PROBLEM:
Would you restate all the data that follows, word for word?

STORED ROWS:
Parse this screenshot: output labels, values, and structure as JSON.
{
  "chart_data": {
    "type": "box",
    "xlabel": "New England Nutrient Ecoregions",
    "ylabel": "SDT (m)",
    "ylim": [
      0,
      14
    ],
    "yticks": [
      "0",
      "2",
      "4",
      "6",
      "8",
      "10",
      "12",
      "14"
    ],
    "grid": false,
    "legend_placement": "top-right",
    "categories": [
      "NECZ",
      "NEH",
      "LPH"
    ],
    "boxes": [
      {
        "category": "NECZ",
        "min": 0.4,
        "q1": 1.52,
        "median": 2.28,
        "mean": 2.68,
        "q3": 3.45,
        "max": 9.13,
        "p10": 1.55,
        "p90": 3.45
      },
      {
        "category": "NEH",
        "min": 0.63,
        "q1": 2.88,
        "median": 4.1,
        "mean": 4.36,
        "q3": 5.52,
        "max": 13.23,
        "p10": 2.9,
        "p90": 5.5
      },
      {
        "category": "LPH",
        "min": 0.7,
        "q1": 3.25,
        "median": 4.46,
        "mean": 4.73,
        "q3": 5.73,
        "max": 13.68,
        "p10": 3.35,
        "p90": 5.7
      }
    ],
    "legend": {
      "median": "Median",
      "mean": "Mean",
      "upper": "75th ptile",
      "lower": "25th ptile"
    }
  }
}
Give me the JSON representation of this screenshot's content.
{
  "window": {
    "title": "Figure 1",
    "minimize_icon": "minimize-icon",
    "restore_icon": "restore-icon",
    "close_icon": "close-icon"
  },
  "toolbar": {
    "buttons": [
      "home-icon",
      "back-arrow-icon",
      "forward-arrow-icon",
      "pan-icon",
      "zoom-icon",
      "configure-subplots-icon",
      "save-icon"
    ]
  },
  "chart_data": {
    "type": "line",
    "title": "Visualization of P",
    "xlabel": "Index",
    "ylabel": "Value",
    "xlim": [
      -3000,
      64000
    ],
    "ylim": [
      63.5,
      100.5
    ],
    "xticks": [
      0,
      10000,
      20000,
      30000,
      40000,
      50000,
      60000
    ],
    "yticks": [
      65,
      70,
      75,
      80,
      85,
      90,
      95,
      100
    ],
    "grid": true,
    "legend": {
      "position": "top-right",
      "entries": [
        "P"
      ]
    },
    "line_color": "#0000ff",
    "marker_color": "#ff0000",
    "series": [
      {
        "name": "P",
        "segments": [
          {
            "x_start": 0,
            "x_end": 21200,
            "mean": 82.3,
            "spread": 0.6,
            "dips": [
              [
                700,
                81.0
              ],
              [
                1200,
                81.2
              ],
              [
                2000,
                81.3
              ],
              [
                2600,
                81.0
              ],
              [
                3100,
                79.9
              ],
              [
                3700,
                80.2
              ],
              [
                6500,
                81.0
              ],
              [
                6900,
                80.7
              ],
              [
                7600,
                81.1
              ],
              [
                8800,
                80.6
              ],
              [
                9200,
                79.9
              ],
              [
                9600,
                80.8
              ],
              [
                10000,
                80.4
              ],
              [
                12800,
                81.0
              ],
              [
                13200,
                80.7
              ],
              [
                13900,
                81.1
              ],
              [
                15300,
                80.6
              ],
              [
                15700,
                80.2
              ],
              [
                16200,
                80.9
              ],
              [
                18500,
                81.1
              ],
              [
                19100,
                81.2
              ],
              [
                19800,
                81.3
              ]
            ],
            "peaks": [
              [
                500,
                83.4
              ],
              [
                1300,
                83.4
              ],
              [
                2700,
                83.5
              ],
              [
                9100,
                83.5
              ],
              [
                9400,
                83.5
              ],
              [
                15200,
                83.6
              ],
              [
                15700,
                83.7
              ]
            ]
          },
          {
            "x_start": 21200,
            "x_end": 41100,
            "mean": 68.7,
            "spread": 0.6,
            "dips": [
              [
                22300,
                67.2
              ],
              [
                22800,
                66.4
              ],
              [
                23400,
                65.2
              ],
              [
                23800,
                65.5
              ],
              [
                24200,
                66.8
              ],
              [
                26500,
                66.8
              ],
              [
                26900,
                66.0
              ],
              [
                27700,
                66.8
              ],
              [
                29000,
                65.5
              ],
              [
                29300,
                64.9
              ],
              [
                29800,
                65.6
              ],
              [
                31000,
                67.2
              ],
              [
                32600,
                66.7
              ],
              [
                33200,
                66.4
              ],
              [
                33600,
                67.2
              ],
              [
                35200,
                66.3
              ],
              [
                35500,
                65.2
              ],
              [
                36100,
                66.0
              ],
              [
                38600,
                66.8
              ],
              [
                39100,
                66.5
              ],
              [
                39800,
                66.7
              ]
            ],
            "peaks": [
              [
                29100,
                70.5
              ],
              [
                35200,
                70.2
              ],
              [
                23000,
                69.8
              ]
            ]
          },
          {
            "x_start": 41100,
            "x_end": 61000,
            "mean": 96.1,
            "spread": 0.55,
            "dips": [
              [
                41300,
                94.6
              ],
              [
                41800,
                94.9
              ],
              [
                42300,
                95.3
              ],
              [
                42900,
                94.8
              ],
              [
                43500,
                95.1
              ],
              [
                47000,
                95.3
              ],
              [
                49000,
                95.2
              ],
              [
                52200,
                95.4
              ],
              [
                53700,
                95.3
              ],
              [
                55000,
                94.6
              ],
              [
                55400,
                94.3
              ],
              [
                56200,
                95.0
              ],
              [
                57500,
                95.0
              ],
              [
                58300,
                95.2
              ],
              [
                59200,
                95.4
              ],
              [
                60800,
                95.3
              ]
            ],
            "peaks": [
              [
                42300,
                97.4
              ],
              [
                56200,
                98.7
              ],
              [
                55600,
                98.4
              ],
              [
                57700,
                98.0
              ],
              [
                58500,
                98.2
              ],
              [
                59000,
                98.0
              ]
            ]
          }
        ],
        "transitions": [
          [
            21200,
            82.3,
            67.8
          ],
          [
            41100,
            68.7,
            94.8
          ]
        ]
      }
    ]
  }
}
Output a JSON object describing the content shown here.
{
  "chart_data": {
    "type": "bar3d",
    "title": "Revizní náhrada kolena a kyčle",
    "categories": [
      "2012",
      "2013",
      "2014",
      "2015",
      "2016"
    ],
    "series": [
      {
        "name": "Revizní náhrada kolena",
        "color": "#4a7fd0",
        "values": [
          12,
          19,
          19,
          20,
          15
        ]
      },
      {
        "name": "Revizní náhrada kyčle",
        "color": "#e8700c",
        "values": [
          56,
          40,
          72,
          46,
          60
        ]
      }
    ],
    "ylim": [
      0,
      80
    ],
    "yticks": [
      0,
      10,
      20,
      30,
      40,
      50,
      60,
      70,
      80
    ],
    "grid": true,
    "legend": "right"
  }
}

ANSWER TO THE PROBLEM:
Parse this screenshot: output labels, values, and structure as JSON.
{
  "chart_data": {
    "type": "box",
    "xlabel": "New England Nutrient Ecoregions",
    "ylabel": "SDT (m)",
    "ylim": [
      0,
      14
    ],
    "yticks": [
      "0",
      "2",
      "4",
      "6",
      "8",
      "10",
      "12",
      "14"
    ],
    "grid": false,
    "legend_placement": "top-right",
    "categories": [
      "NECZ",
      "NEH",
      "LPH"
    ],
    "boxes": [
      {
        "category": "NECZ",
        "min": 0.4,
        "q1": 1.52,
        "median": 2.28,
        "mean": 2.68,
        "q3": 3.45,
        "max": 9.13,
        "p10": 1.55,
        "p90": 3.45
      },
      {
        "category": "NEH",
        "min": 0.63,
        "q1": 2.88,
        "median": 4.1,
        "mean": 4.36,
        "q3": 5.52,
        "max": 13.23,
        "p10": 2.9,
        "p90": 5.5
      },
      {
        "category": "LPH",
        "min": 0.7,
        "q1": 3.25,
        "median": 4.46,
        "mean": 4.73,
        "q3": 5.73,
        "max": 13.68,
        "p10": 3.35,
        "p90": 5.7
      }
    ],
    "legend": {
      "median": "Median",
      "mean": "Mean",
      "upper": "75th ptile",
      "lower": "25th ptile"
    }
  }
}
Give me the JSON representation of this screenshot's content.
{
  "window": {
    "title": "Figure 1",
    "minimize_icon": "minimize-icon",
    "restore_icon": "restore-icon",
    "close_icon": "close-icon"
  },
  "toolbar": {
    "buttons": [
      "home-icon",
      "back-arrow-icon",
      "forward-arrow-icon",
      "pan-icon",
      "zoom-icon",
      "configure-subplots-icon",
      "save-icon"
    ]
  },
  "chart_data": {
    "type": "line",
    "title": "Visualization of P",
    "xlabel": "Index",
    "ylabel": "Value",
    "xlim": [
      -3000,
      64000
    ],
    "ylim": [
      63.5,
      100.5
    ],
    "xticks": [
      0,
      10000,
      20000,
      30000,
      40000,
      50000,
      60000
    ],
    "yticks": [
      65,
      70,
      75,
      80,
      85,
      90,
      95,
      100
    ],
    "grid": true,
    "legend": {
      "position": "top-right",
      "entries": [
        "P"
      ]
    },
    "line_color": "#0000ff",
    "marker_color": "#ff0000",
    "series": [
      {
        "name": "P",
        "segments": [
          {
            "x_start": 0,
            "x_end": 21200,
            "mean": 82.3,
            "spread": 0.6,
            "dips": [
              [
                700,
                81.0
              ],
              [
                1200,
                81.2
              ],
              [
                2000,
                81.3
              ],
              [
                2600,
                81.0
              ],
              [
                3100,
                79.9
              ],
              [
                3700,
                80.2
              ],
              [
                6500,
                81.0
              ],
              [
                6900,
                80.7
              ],
              [
                7600,
                81.1
              ],
              [
                8800,
                80.6
              ],
              [
                9200,
                79.9
              ],
              [
                9600,
                80.8
              ],
              [
                10000,
                80.4
              ],
              [
                12800,
                81.0
              ],
              [
                13200,
                80.7
              ],
              [
                13900,
                81.1
              ],
              [
                15300,
                80.6
              ],
              [
                15700,
                80.2
              ],
              [
                16200,
                80.9
              ],
              [
                18500,
                81.1
              ],
              [
                19100,
                81.2
              ],
              [
                19800,
                81.3
              ]
            ],
            "peaks": [
              [
                500,
                83.4
              ],
              [
                1300,
                83.4
              ],
              [
                2700,
                83.5
              ],
              [
                9100,
                83.5
              ],
              [
                9400,
                83.5
              ],
              [
                15200,
                83.6
              ],
              [
                15700,
                83.7
              ]
            ]
          },
          {
            "x_start": 21200,
            "x_end": 41100,
            "mean": 68.7,
            "spread": 0.6,
            "dips": [
              [
                22300,
                67.2
              ],
              [
                22800,
                66.4
              ],
              [
                23400,
                65.2
              ],
              [
                23800,
                65.5
              ],
              [
                24200,
                66.8
              ],
              [
                26500,
                66.8
              ],
              [
                26900,
                66.0
              ],
              [
                27700,
                66.8
              ],
              [
                29000,
                65.5
              ],
              [
                29300,
                64.9
              ],
              [
                29800,
                65.6
              ],
              [
                31000,
                67.2
              ],
              [
                32600,
                66.7
              ],
              [
                33200,
                66.4
              ],
              [
                33600,
                67.2
              ],
              [
                35200,
                66.3
              ],
              [
                35500,
                65.2
              ],
              [
                36100,
                66.0
              ],
              [
                38600,
                66.8
              ],
              [
                39100,
                66.5
              ],
              [
                39800,
                66.7
              ]
            ],
            "peaks": [
              [
                29100,
                70.5
              ],
              [
                35200,
                70.2
              ],
              [
                23000,
                69.8
              ]
            ]
          },
          {
            "x_start": 41100,
            "x_end": 61000,
            "mean": 96.1,
            "spread": 0.55,
            "dips": [
              [
                41300,
                94.6
              ],
              [
                41800,
                94.9
              ],
              [
                42300,
                95.3
              ],
              [
                42900,
                94.8
              ],
              [
                43500,
                95.1
              ],
              [
                47000,
                95.3
              ],
              [
                49000,
                95.2
              ],
              [
                52200,
                95.4
              ],
              [
                53700,
                95.3
              ],
              [
                55000,
                94.6
              ],
              [
                55400,
                94.3
              ],
              [
                56200,
                95.0
              ],
              [
                57500,
                95.0
              ],
              [
                58300,
                95.2
              ],
              [
                59200,
                95.4
              ],
              [
                60800,
                95.3
              ]
            ],
            "peaks": [
              [
                42300,
                97.4
              ],
              [
                56200,
                98.7
              ],
              [
                55600,
                98.4
              ],
              [
                57700,
                98.0
              ],
              [
                58500,
                98.2
              ],
              [
                59000,
                98.0
              ]
            ]
          }
        ],
        "transitions": [
          [
            21200,
            82.3,
            67.8
          ],
          [
            41100,
            68.7,
            94.8
          ]
        ]
      }
    ]
  }
}
Output a JSON object describing the content shown here.
{
  "chart_data": {
    "type": "bar3d",
    "title": "Revizní náhrada kolena a kyčle",
    "categories": [
      "2012",
      "2013",
      "2014",
      "2015",
      "2016"
    ],
    "series": [
      {
        "name": "Revizní náhrada kolena",
        "color": "#4a7fd0",
        "values": [
          12,
          19,
          19,
          20,
          15
        ]
      },
      {
        "name": "Revizní náhrada kyčle",
        "color": "#e8700c",
        "values": [
          56,
          40,
          72,
          46,
          60
        ]
      }
    ],
    "ylim": [
      0,
      80
    ],
    "yticks": [
      0,
      10,
      20,
      30,
      40,
      50,
      60,
      70,
      80
    ],
    "grid": true,
    "legend": "right"
  }
}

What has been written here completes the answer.